--- What the exercise asks ---
Copy out every line in which the string "Trees" occurs.

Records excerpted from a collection
= = =
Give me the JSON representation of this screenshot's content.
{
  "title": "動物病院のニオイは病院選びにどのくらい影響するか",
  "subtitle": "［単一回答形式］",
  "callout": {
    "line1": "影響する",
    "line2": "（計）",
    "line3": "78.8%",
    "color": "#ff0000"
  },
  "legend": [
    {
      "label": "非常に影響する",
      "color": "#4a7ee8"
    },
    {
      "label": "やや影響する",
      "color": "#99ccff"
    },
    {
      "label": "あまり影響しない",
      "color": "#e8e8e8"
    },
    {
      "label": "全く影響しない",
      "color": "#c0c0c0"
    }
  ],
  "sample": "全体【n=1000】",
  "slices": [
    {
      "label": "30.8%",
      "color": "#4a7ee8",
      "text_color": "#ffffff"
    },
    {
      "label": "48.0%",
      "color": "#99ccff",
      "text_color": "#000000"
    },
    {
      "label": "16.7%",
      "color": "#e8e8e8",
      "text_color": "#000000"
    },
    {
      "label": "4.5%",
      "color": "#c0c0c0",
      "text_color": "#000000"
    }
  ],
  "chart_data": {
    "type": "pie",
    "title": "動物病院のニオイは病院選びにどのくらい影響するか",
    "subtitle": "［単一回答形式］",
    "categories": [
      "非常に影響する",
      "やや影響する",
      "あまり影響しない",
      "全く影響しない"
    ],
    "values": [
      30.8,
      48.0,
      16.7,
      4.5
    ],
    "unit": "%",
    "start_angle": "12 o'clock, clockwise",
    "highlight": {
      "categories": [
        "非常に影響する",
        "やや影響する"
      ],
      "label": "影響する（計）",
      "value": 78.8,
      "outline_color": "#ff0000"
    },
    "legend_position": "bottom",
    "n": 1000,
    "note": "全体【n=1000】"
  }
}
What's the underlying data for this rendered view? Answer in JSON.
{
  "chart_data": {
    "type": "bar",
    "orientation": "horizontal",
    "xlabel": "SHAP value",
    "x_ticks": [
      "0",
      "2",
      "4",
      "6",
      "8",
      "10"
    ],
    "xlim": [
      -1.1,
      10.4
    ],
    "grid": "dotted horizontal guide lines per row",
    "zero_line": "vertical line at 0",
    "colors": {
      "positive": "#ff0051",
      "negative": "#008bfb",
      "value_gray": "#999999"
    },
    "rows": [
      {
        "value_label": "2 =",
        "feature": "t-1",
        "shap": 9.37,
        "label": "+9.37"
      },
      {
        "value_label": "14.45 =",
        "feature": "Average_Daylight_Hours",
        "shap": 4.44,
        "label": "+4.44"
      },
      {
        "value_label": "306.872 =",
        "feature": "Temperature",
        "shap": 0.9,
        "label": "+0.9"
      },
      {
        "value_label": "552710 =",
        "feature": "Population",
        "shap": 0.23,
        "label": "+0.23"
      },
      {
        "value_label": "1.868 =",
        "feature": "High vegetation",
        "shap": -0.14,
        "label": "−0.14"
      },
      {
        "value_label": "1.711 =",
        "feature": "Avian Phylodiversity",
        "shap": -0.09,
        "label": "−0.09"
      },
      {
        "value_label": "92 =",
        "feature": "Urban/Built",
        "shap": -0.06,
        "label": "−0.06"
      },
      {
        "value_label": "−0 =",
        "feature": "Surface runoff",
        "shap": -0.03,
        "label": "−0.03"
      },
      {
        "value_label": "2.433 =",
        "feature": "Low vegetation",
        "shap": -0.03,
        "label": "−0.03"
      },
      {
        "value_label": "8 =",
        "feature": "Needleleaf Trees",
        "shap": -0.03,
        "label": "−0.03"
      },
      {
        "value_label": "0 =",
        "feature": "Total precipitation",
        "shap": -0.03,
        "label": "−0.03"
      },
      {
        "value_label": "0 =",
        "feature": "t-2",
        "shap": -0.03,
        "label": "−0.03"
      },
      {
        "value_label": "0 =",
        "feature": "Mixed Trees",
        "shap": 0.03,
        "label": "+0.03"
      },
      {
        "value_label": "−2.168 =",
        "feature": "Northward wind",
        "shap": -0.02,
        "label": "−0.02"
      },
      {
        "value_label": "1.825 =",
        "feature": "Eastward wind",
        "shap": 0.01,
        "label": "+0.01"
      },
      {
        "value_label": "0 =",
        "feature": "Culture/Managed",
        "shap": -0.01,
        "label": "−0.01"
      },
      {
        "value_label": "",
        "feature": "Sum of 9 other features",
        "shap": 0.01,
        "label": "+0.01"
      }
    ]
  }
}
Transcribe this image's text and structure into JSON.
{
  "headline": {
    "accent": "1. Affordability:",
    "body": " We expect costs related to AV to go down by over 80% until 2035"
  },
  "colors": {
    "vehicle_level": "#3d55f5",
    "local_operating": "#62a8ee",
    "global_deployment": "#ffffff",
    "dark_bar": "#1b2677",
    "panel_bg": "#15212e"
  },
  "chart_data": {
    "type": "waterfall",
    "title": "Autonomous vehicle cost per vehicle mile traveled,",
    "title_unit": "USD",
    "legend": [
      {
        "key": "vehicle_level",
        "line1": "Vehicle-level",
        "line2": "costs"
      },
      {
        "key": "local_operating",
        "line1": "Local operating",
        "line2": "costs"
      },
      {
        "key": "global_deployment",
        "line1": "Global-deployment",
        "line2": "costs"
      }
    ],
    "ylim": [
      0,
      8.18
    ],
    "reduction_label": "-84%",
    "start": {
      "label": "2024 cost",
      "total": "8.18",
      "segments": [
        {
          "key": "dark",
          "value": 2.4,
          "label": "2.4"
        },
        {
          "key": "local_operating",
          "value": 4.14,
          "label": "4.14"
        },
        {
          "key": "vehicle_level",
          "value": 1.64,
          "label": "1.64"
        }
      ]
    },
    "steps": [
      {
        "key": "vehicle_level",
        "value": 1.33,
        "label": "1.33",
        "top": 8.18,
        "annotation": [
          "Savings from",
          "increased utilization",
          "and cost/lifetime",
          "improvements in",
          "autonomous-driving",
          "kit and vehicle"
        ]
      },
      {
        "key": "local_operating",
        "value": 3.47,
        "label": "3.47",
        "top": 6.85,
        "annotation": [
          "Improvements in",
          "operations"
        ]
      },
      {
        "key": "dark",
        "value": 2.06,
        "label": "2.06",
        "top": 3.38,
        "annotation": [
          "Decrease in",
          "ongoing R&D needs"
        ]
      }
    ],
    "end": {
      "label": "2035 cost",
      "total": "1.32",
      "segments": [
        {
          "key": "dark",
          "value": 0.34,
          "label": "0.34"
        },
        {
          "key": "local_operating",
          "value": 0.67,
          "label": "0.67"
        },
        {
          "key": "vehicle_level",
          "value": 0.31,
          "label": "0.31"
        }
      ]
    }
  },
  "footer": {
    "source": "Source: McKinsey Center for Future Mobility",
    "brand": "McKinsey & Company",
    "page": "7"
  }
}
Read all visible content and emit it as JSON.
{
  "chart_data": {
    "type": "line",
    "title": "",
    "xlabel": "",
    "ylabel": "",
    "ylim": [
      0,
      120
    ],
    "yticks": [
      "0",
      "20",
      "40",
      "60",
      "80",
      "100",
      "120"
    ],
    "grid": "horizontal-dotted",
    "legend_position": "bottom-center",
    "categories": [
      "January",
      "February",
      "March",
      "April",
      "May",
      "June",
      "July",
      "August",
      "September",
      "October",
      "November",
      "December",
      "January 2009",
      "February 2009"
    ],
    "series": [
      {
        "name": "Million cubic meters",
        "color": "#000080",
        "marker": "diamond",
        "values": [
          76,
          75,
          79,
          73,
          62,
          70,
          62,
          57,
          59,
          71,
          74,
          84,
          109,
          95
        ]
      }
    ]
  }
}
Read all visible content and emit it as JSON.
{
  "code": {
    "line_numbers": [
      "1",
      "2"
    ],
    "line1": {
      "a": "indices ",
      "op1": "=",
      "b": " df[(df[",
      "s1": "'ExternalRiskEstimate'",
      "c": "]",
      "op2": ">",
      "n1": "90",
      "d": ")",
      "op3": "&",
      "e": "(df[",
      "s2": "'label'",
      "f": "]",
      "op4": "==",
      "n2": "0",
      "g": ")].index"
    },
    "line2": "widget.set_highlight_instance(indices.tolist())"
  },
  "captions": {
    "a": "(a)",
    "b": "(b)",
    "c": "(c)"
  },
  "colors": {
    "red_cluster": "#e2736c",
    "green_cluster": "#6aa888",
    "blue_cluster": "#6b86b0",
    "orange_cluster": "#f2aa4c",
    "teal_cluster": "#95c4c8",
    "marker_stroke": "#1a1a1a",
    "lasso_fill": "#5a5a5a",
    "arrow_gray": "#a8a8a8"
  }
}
= = =
--- Solution to this problem ---
        "feature": "Needleleaf Trees",
        "feature": "Mixed Trees",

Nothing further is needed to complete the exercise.